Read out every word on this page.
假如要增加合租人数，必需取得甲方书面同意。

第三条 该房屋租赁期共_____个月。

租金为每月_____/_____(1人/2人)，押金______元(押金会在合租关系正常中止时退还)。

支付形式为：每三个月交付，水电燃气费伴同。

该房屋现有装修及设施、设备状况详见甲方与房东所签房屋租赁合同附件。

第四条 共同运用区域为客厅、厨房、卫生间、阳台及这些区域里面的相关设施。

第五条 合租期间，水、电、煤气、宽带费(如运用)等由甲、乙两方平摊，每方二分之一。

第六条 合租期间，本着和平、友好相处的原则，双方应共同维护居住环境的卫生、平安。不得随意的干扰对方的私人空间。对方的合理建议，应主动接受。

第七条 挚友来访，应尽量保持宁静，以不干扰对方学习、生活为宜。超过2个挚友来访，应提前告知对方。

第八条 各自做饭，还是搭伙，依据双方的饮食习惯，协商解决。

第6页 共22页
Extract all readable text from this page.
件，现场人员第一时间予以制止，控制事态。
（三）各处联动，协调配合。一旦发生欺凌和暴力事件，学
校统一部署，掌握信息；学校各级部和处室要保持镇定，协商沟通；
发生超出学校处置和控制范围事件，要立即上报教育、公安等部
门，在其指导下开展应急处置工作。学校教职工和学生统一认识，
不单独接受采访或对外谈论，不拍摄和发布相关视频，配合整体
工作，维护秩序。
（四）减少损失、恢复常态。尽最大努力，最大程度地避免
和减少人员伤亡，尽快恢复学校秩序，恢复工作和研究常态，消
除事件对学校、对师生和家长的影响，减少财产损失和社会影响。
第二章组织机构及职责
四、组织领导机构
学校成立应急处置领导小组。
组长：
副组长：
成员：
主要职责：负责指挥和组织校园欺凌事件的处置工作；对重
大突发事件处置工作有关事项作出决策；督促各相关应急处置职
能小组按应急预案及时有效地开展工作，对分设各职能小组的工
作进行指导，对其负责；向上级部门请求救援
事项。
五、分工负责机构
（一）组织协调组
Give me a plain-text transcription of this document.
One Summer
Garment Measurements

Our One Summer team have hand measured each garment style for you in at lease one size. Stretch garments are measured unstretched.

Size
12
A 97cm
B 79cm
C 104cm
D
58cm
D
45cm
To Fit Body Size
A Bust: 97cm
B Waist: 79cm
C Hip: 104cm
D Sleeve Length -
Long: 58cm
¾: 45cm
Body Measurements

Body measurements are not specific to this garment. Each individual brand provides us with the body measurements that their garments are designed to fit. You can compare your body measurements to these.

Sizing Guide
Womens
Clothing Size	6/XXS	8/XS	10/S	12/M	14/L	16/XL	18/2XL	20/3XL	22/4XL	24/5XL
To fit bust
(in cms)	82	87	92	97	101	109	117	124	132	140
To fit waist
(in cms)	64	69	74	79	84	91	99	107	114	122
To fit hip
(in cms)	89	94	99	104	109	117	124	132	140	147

+===+

◆ Given exercise
Give an exact repetition of all the material.

◆ Solution
Read out every word on this page.
假如要增加合租人数，必需取得甲方书面同意。

第三条 该房屋租赁期共_____个月。

租金为每月_____/_____(1人/2人)，押金______元(押金会在合租关系正常中止时退还)。

支付形式为：每三个月交付，水电燃气费伴同。

该房屋现有装修及设施、设备状况详见甲方与房东所签房屋租赁合同附件。

第四条 共同运用区域为客厅、厨房、卫生间、阳台及这些区域里面的相关设施。

第五条 合租期间，水、电、煤气、宽带费(如运用)等由甲、乙两方平摊，每方二分之一。

第六条 合租期间，本着和平、友好相处的原则，双方应共同维护居住环境的卫生、平安。不得随意的干扰对方的私人空间。对方的合理建议，应主动接受。

第七条 挚友来访，应尽量保持宁静，以不干扰对方学习、生活为宜。超过2个挚友来访，应提前告知对方。

第八条 各自做饭，还是搭伙，依据双方的饮食习惯，协商解决。

第6页 共22页
Extract all readable text from this page.
件，现场人员第一时间予以制止，控制事态。
（三）各处联动，协调配合。一旦发生欺凌和暴力事件，学
校统一部署，掌握信息；学校各级部和处室要保持镇定，协商沟通；
发生超出学校处置和控制范围事件，要立即上报教育、公安等部
门，在其指导下开展应急处置工作。学校教职工和学生统一认识，
不单独接受采访或对外谈论，不拍摄和发布相关视频，配合整体
工作，维护秩序。
（四）减少损失、恢复常态。尽最大努力，最大程度地避免
和减少人员伤亡，尽快恢复学校秩序，恢复工作和研究常态，消
除事件对学校、对师生和家长的影响，减少财产损失和社会影响。
第二章组织机构及职责
四、组织领导机构
学校成立应急处置领导小组。
组长：
副组长：
成员：
主要职责：负责指挥和组织校园欺凌事件的处置工作；对重
大突发事件处置工作有关事项作出决策；督促各相关应急处置职
能小组按应急预案及时有效地开展工作，对分设各职能小组的工
作进行指导，对其负责；向上级部门请求救援
事项。
五、分工负责机构
（一）组织协调组
Give me a plain-text transcription of this document.
One Summer
Garment Measurements

Our One Summer team have hand measured each garment style for you in at lease one size. Stretch garments are measured unstretched.

Size
12
A 97cm
B 79cm
C 104cm
D
58cm
D
45cm
To Fit Body Size
A Bust: 97cm
B Waist: 79cm
C Hip: 104cm
D Sleeve Length -
Long: 58cm
¾: 45cm
Body Measurements

Body measurements are not specific to this garment. Each individual brand provides us with the body measurements that their garments are designed to fit. You can compare your body measurements to these.

Sizing Guide
Womens
Clothing Size	6/XXS	8/XS	10/S	12/M	14/L	16/XL	18/2XL	20/3XL	22/4XL	24/5XL
To fit bust
(in cms)	82	87	92	97	101	109	117	124	132	140
To fit waist
(in cms)	64	69	74	79	84	91	99	107	114	122
To fit hip
(in cms)	89	94	99	104	109	117	124	132	140	147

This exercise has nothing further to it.